However, I have come to realize that it is very selfish to always try to change the topic to one of personal interest, without engaging with the community on the other topics it cares about. It's like that self-centered person who loves talking about themselves and has no interest in discussing other things. The kind of person I**J-personalities silently resent in real life.

While genuine curiosity can be a redeeming quality, I still think it is reasonable to expect those who repeatedly request advice and information to be a part of the community. Even if unable to be helpful or insightful (due to differences in age, experience, education, etc.), one is always able to offer encouragement. And that is something that I think is somewhat lacking here.

The ERE forums can be an intimidating place to post. I venture that outsiders are deterred by the quality of the discussion, composition of the audience (above-average education and life experience), and tendency to argue/debate issues. To me at least, the ERE forum gives off a "no noobs" vibe that pushes me to double-check facts and think twice before posting. I wonder if others with judging-preference also sense this? Or you all must be supremely confident in everything you do. 8-) Since we might all not have jacob's rock-solid internal compass that allows him to take personal satisfaction whenever he writes an eloquent, unresponded-to last word on a topic, it can be a good thing to leave some positive feedback when someone writes something helpful/insightful/interesting. Without that feedback, the poster sees the views accumulate in silence and second-guesses their decision to post, perhaps thinking that they must be a loser or a moron in the eyes of the forum. For this reason, I recommend that more encouragement be directed to newbies and non-regulars particularly, when they post well.
jennypenny wrote:
Wed Oct 25, 2017 7:00 pm
For instance, you (Fish) had that thread on time and time management a while back. I really wanted to post because I couldn't understand why you were looking at time in such a strict fashion -- time was set aside to do X or Y or Z. You also talked about your time in a way that implies it will be fundamentally different after you've raised your kids. Suomalainen has said the same thing. That got me curious so I searched the forums and found the same problem mentioned by other people in their journals ... all of whom turned out to be men. It made me wonder if women approach personal time management differently, and therefore I decided not to post.
This is exactly why you should post more often. :) I was starting to second-guess my decision to start this thread (see part above about feeling the judgment of the forum), but your post made it completely worthwhile. That's a really good insight and pattern recognition. In the past I would frequently complain to my wife about "lack of personal time," and it always drove her nuts. Your hypothesis that men and women approach time management differently gives me a new approach for understanding why this might be the case. I'll have to come back to it in another thread, to avoid getting too far off-topic.

I'm not saying this to be patronizing, but I honestly find the female voices on this forum highly interesting and insightful because I never know what to expect. Could be my own ignorance, lack of empathy, whatever, but I'm completely incapable of approaching problems and thinking the way you do. For most males here, I have a decent intuition for how they will respond to a particular topic, though I can't predict the exact response due to gaps in knowledge and experience. So please don't hold back because you think women's perspectives are not welcome... in fact, it's quite the opposite. You'll be surprised how often you'll be able to contribute a critical insight or new perspective to the conversation. One of my very favorite people on this forum is a certain ENTP female who's always willing to intelligently discuss anything and everything :D ... but I would like to hear from other women, too, especially the I**J-types that tend to feel ignored in conversation.

■ Records
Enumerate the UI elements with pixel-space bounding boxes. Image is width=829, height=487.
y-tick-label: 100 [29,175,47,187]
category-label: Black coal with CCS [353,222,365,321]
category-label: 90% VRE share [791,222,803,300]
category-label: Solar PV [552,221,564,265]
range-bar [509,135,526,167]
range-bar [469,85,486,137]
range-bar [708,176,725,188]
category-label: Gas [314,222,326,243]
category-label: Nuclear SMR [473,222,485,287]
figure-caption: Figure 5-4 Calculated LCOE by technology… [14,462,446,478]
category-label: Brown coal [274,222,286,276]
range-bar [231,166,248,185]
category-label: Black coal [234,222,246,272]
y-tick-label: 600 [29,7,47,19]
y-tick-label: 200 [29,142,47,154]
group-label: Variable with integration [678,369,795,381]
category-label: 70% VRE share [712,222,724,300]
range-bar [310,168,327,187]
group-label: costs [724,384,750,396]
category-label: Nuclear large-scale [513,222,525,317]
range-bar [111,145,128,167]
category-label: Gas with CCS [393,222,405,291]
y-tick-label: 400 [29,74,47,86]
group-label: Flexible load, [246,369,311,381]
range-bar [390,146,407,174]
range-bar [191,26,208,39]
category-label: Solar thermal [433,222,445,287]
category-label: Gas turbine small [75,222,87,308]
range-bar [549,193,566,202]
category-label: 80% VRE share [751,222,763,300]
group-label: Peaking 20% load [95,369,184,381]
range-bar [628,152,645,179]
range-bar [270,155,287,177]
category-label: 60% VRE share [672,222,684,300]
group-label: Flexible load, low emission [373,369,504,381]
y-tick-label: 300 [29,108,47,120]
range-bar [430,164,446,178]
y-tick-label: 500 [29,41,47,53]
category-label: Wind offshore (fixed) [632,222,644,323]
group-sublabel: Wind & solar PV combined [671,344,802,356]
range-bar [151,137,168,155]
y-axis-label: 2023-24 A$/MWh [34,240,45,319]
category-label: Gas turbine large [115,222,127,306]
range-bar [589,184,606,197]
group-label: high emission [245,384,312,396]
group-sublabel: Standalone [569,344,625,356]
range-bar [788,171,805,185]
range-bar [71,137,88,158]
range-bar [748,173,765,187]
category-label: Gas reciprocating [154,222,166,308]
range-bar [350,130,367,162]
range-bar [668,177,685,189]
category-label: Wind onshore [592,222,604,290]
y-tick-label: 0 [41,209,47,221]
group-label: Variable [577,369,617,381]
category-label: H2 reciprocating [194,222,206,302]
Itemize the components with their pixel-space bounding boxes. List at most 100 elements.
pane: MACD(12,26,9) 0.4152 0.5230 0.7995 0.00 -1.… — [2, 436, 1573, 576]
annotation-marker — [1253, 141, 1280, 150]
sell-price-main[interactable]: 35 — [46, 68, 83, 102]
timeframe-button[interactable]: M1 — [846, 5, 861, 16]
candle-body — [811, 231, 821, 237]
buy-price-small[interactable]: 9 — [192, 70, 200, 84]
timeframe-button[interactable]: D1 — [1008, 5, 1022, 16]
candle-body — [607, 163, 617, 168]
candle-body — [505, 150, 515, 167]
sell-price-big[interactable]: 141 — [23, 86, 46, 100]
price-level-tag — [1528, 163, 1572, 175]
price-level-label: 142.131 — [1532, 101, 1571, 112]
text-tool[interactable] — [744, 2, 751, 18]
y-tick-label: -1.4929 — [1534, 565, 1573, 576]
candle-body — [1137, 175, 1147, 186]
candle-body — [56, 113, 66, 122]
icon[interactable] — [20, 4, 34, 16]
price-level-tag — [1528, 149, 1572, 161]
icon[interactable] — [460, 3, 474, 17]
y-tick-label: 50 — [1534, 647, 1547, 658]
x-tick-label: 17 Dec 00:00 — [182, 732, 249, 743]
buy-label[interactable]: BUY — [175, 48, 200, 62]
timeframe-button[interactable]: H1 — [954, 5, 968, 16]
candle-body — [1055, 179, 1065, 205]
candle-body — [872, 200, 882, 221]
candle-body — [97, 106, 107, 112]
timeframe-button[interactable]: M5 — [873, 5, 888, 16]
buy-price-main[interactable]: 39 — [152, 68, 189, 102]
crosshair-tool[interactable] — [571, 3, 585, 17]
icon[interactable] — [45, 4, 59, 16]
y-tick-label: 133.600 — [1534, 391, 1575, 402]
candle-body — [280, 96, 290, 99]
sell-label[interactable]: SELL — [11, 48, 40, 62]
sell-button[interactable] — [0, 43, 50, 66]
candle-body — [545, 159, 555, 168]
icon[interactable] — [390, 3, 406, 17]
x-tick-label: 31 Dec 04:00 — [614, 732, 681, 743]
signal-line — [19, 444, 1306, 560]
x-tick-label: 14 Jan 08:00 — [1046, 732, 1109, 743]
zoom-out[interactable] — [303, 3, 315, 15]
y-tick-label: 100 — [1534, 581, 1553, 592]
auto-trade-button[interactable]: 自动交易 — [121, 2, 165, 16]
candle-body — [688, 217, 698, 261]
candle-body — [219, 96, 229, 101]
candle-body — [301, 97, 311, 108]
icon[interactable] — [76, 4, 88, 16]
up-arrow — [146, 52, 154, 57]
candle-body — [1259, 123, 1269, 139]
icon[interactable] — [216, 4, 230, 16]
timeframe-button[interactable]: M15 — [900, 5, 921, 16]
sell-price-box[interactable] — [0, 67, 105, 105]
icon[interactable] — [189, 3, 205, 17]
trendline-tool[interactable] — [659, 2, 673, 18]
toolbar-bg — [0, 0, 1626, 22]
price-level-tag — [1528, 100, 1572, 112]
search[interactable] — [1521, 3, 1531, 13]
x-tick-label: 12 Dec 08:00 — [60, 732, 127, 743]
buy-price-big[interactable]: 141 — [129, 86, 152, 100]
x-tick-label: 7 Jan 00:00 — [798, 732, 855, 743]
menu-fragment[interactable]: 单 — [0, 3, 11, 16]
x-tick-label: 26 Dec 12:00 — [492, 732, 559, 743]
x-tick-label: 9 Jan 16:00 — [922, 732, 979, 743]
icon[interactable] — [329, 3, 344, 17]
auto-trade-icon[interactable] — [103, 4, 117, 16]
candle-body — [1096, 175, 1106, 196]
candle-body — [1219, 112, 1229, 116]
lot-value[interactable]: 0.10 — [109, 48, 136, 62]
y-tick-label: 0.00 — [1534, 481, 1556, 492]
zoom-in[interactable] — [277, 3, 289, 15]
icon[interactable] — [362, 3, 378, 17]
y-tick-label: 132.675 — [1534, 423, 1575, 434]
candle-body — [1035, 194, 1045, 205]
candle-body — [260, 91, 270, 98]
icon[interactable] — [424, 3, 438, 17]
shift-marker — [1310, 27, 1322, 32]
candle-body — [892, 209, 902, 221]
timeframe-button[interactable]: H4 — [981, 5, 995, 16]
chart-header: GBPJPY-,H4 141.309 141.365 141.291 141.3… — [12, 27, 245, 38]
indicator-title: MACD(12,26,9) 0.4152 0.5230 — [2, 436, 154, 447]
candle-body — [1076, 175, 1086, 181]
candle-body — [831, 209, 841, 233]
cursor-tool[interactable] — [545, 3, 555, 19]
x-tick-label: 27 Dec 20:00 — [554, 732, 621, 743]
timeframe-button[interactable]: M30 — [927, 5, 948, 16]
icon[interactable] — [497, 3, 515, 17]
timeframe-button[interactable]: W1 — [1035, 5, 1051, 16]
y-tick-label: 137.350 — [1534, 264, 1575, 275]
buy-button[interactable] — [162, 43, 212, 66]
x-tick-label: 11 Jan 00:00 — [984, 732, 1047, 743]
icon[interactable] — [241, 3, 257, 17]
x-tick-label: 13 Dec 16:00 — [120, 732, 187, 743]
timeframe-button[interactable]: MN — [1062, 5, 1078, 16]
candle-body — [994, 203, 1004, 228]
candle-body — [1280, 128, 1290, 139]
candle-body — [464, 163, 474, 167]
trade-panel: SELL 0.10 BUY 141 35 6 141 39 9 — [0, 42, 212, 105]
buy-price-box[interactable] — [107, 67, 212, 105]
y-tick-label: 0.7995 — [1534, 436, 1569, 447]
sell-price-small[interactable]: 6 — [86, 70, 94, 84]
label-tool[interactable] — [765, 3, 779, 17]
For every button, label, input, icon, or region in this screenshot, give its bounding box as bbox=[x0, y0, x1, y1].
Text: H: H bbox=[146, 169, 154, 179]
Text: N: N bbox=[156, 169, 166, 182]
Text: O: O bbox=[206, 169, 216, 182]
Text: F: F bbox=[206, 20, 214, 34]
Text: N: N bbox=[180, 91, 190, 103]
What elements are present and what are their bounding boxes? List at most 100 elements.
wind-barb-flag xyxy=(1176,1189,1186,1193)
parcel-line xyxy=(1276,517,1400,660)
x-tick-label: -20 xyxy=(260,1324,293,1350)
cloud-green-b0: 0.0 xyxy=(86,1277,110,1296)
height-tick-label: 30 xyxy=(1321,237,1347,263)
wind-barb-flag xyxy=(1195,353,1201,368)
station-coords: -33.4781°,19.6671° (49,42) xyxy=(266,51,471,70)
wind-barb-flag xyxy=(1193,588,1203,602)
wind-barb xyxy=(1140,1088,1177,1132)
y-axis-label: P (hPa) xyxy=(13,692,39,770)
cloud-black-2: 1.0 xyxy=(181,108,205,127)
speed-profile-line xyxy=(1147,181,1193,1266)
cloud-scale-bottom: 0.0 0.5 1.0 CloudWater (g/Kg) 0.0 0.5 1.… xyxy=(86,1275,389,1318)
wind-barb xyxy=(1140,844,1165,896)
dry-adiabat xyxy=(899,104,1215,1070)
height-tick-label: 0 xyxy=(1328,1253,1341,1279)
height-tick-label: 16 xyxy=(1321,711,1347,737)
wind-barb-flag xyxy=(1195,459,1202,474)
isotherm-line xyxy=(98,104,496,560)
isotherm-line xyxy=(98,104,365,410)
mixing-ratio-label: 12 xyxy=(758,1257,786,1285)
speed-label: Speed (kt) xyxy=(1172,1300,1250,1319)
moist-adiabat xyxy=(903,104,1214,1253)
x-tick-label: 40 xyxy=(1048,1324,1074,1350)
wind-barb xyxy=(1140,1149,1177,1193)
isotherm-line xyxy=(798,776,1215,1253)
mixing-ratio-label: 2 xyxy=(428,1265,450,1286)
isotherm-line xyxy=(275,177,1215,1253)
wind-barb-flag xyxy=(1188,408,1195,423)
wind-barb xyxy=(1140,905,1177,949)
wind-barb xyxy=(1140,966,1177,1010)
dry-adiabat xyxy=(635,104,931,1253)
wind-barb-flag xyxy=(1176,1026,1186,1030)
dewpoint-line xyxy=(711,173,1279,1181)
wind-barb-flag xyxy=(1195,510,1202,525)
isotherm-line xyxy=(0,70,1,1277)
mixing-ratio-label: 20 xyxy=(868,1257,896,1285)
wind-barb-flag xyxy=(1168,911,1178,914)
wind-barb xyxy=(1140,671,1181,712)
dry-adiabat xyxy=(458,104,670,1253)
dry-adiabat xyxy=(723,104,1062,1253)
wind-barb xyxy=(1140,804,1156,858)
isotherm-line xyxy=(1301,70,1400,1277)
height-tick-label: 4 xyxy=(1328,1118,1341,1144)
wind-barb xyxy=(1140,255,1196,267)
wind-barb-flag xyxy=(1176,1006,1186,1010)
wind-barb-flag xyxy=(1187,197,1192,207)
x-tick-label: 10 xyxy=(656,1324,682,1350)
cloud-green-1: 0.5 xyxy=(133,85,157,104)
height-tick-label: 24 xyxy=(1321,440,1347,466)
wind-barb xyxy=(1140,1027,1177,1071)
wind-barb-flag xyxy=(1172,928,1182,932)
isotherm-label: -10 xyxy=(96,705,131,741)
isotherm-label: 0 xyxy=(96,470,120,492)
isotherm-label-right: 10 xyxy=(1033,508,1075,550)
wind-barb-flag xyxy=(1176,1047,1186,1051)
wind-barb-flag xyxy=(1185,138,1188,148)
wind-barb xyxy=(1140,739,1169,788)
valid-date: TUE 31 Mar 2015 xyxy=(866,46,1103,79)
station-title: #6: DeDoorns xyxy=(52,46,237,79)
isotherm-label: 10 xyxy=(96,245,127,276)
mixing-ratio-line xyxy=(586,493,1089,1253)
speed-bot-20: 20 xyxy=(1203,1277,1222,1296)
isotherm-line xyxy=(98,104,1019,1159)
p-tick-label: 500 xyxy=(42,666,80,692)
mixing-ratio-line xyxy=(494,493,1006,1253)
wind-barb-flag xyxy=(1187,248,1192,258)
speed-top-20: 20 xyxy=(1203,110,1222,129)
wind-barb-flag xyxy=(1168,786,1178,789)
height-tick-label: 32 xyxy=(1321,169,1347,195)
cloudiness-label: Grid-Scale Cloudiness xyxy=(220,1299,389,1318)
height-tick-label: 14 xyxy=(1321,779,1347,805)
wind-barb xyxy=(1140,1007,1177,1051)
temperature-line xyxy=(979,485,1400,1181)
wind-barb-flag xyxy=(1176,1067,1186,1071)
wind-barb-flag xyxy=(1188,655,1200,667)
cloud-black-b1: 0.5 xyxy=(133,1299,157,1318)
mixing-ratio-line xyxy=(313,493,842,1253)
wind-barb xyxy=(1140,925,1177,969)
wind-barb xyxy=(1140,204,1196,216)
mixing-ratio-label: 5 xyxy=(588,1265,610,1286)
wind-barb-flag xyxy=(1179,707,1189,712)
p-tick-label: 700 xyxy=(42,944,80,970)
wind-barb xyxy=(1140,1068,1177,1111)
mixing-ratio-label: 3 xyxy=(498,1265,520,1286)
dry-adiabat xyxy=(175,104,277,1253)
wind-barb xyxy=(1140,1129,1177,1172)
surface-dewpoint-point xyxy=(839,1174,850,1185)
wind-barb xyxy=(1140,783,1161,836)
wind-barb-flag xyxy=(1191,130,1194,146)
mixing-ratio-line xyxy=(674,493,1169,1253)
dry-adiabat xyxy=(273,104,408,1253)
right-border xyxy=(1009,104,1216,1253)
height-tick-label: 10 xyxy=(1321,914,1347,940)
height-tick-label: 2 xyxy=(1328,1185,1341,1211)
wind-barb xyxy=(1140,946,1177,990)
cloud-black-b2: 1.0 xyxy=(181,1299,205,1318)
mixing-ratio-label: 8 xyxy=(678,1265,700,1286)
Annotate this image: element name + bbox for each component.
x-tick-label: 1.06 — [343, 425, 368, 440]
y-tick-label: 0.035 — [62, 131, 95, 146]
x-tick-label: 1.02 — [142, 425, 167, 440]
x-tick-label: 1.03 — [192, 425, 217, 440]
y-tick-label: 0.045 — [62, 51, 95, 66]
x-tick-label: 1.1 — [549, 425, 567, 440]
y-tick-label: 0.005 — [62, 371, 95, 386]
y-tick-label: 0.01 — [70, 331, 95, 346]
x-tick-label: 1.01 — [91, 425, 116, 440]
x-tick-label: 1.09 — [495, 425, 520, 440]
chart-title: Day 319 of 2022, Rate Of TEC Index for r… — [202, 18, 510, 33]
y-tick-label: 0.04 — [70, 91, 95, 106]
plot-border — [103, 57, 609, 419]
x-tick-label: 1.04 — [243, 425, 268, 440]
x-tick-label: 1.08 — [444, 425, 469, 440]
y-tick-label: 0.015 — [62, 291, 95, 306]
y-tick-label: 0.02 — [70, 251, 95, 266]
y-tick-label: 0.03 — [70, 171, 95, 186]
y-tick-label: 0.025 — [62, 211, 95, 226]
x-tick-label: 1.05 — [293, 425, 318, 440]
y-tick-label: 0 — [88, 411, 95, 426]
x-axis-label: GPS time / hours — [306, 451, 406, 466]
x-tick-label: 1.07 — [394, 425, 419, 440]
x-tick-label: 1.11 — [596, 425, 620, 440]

■ To do
A – In the forum post, what three factors does the writer venture deter outsiders from posting on the ERE forums?
B – Quote the forum post, starting at "However, I have" and ending at "somewhat lacking here.".
C – Summarize the forum post in two sentences.
The material above has no connection to the forum post.

■ Expected outputs
A – The quality of the discussion, the composition of the audience, and the tendency to argue or debate issues.

B –
However, I have come to realize that it is very selfish to always try to change the topic to one of personal interest, without engaging with the community on the other topics it cares about. It's like that self-centered person who loves talking about themselves and has no interest in discussing other things. The kind of person I**J-personalities silently resent in real life.

While genuine curiosity can be a redeeming quality, I still think it is reasonable to expect those who repeatedly request advice and information to be a part of the community. Even if unable to be helpful or insightful (due to differences in age, experience, education, etc.), one is always able to offer encouragement. And that is something that I think is somewhat lacking here.

C – The writer argues that people who repeatedly seek advice on the intimidating ERE forums should also take part in the community and offer encouragement, particularly to newbies and non-regulars who post well, since without feedback posters second-guess their decision to post. Replying to jennypenny, the writer praises jennypenny's hypothesis that men and women approach personal time management differently and urges women, especially I**J-types, not to hold back their perspectives.